[start of Stored rows]

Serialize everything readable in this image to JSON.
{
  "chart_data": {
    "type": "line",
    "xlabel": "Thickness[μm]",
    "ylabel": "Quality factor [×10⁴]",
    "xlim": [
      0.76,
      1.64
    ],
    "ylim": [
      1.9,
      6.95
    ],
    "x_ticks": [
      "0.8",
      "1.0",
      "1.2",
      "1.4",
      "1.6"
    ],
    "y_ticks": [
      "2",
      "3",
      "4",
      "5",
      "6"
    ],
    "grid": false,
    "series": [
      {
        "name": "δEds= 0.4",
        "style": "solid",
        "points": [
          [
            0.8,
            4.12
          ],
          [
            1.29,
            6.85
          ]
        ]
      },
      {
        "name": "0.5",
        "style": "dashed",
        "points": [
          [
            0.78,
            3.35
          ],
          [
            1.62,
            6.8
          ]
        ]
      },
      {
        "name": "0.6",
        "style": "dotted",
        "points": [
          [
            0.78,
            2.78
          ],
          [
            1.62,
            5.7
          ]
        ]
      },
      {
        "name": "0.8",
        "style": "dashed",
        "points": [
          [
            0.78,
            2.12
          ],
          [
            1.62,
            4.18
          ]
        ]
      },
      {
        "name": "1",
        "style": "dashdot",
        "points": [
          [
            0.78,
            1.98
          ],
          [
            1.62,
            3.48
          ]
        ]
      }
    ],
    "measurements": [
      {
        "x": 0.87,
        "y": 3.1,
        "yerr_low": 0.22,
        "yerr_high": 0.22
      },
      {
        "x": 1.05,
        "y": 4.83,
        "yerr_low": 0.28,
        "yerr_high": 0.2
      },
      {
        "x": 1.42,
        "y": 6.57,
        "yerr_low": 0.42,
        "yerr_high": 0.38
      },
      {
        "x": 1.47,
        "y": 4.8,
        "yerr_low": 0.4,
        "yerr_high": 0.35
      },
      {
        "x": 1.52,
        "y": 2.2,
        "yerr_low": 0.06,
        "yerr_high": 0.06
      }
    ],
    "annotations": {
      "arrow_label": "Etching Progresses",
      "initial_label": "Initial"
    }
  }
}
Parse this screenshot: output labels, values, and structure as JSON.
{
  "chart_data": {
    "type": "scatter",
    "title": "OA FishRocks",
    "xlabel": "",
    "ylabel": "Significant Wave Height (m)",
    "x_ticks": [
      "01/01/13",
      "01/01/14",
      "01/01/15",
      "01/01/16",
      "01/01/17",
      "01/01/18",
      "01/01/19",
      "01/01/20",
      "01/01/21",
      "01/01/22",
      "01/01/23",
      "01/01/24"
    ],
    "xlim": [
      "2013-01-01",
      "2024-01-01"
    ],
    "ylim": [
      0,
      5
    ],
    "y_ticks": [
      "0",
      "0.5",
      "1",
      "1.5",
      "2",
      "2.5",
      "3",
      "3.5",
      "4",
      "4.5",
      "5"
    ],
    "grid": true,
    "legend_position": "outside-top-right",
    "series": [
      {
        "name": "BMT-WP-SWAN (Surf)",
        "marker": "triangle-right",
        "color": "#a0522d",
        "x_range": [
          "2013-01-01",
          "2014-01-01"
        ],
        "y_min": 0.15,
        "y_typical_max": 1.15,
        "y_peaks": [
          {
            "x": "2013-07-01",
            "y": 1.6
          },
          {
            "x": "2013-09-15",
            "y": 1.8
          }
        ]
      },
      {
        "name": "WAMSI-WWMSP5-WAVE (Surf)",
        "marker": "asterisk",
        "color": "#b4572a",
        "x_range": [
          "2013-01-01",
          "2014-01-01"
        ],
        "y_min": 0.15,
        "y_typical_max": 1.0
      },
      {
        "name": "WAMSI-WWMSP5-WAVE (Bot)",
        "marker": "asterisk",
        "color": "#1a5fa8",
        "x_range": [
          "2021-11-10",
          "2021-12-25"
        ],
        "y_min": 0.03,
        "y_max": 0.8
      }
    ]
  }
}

[end of Stored rows]

> _What you will do_
Copy out the lines that hold "name".

> _Correct output_
        "name": "δEds= 0.4",
        "name": "0.5",
        "name": "0.6",
        "name": "0.8",
        "name": "1",
        "name": "BMT-WP-SWAN (Surf)",
        "name": "WAMSI-WWMSP5-WAVE (Surf)",
        "name": "WAMSI-WWMSP5-WAVE (Bot)",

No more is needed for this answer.